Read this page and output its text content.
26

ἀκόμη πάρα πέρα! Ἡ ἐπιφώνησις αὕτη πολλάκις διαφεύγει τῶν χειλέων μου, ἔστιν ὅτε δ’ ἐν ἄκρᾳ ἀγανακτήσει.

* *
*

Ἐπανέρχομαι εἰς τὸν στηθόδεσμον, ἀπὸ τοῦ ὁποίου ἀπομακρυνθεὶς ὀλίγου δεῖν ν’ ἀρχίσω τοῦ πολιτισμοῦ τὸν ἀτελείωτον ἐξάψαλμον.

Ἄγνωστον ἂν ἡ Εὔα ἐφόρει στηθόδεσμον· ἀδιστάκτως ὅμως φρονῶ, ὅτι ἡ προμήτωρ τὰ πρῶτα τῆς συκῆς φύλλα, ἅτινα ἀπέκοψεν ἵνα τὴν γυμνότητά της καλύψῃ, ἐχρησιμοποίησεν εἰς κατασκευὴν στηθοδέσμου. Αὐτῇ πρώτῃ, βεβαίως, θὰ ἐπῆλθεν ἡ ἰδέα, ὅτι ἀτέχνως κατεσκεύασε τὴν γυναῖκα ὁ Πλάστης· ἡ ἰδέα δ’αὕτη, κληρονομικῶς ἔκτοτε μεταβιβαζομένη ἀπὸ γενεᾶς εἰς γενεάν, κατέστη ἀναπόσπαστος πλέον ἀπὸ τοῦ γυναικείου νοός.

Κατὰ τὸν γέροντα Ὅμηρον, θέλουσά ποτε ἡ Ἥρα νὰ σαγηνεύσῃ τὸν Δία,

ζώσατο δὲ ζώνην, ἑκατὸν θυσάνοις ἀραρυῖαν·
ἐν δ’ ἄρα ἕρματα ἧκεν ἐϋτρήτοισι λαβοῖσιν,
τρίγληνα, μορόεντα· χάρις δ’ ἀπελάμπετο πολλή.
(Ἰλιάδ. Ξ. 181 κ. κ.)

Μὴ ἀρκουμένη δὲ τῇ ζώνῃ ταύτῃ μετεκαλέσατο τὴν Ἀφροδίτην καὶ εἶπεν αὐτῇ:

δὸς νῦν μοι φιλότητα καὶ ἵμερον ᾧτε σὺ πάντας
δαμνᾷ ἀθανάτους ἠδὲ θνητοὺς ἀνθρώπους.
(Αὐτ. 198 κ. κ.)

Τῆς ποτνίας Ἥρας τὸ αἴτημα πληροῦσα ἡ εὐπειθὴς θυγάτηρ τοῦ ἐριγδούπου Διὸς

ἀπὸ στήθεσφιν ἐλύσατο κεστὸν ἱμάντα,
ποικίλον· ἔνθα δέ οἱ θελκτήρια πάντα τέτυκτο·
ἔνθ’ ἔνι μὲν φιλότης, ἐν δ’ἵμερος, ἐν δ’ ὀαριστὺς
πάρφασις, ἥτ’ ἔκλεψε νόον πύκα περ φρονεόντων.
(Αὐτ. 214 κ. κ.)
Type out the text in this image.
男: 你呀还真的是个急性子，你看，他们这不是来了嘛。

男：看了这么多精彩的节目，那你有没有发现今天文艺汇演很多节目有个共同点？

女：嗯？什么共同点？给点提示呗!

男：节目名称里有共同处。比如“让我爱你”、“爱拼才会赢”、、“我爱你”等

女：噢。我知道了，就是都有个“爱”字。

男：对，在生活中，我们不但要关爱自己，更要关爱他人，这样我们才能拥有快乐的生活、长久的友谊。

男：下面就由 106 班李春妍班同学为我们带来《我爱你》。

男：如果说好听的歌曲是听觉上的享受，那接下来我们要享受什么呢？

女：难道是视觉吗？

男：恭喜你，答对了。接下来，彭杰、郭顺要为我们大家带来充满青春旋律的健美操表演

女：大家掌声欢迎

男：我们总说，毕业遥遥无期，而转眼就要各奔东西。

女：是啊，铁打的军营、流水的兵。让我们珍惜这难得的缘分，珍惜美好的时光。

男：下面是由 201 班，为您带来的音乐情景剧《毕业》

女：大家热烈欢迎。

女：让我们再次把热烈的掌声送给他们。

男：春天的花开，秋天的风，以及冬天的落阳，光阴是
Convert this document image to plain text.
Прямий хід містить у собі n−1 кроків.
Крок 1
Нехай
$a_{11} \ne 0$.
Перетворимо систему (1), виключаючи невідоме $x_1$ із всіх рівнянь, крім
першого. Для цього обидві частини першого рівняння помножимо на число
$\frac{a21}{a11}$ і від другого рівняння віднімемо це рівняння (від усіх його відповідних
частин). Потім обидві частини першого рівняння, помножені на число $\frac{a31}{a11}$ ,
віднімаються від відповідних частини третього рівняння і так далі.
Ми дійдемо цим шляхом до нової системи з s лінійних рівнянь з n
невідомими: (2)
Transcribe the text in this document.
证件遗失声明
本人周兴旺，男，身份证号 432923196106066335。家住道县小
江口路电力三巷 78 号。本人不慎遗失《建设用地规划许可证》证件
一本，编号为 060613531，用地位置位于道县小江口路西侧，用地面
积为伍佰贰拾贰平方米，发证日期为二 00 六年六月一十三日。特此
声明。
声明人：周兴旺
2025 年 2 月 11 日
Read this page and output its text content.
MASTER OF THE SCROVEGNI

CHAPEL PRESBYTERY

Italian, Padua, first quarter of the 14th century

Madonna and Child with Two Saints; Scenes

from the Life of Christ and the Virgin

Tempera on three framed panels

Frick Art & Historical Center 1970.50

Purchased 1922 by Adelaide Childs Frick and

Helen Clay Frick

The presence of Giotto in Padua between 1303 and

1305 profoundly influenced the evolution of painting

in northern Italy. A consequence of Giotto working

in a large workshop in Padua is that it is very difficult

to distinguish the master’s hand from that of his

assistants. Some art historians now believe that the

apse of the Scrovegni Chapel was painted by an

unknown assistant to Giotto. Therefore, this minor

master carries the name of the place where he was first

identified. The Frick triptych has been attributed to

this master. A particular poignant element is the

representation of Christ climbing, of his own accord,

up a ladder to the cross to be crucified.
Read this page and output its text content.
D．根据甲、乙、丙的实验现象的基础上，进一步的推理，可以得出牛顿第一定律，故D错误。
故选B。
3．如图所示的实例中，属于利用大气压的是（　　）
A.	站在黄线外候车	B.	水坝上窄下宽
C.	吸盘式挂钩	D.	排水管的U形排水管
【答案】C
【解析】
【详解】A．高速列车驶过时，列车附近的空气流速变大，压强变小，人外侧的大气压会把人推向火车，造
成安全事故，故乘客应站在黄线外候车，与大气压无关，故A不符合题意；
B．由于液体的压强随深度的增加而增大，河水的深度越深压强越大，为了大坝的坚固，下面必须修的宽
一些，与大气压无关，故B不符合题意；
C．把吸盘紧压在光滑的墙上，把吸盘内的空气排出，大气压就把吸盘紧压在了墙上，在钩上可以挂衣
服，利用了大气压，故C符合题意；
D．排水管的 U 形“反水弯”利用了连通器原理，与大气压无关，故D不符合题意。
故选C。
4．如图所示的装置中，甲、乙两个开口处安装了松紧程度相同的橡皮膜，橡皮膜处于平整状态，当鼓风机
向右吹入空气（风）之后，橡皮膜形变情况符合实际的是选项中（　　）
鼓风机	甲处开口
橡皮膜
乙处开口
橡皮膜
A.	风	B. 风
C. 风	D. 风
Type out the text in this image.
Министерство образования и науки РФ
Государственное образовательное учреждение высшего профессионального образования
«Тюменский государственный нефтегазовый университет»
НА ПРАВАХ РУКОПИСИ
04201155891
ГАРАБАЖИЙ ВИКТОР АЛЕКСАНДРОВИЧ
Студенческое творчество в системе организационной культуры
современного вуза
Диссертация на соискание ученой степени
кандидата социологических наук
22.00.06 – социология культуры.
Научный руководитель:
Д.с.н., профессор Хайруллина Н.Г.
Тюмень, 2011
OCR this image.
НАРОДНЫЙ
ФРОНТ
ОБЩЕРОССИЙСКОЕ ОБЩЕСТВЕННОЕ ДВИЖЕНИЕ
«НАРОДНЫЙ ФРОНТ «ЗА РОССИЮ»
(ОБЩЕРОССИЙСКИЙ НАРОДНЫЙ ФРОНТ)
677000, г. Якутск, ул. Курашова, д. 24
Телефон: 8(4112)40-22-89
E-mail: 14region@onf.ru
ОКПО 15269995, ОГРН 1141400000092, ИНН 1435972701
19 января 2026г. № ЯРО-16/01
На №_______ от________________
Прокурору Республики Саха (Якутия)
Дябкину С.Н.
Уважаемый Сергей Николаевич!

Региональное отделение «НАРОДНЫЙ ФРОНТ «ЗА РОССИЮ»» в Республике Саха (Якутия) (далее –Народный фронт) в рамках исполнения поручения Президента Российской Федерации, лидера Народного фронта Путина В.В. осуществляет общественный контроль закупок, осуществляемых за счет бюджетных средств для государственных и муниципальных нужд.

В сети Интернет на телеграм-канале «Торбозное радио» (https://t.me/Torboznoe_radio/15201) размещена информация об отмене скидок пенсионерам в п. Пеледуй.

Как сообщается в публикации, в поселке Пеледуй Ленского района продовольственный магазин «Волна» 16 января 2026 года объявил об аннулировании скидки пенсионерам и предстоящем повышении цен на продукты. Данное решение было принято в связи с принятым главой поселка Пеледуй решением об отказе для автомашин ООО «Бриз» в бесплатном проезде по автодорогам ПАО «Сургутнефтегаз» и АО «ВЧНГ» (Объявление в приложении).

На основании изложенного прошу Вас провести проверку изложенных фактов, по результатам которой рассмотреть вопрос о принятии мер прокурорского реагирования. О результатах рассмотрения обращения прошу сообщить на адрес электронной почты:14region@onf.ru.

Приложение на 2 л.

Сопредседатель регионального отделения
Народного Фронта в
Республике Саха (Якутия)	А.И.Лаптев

=== Task ===
Count the lines in the entries that hold the word "рівняння", and give nothing but the total.

=== Result for this task ===
4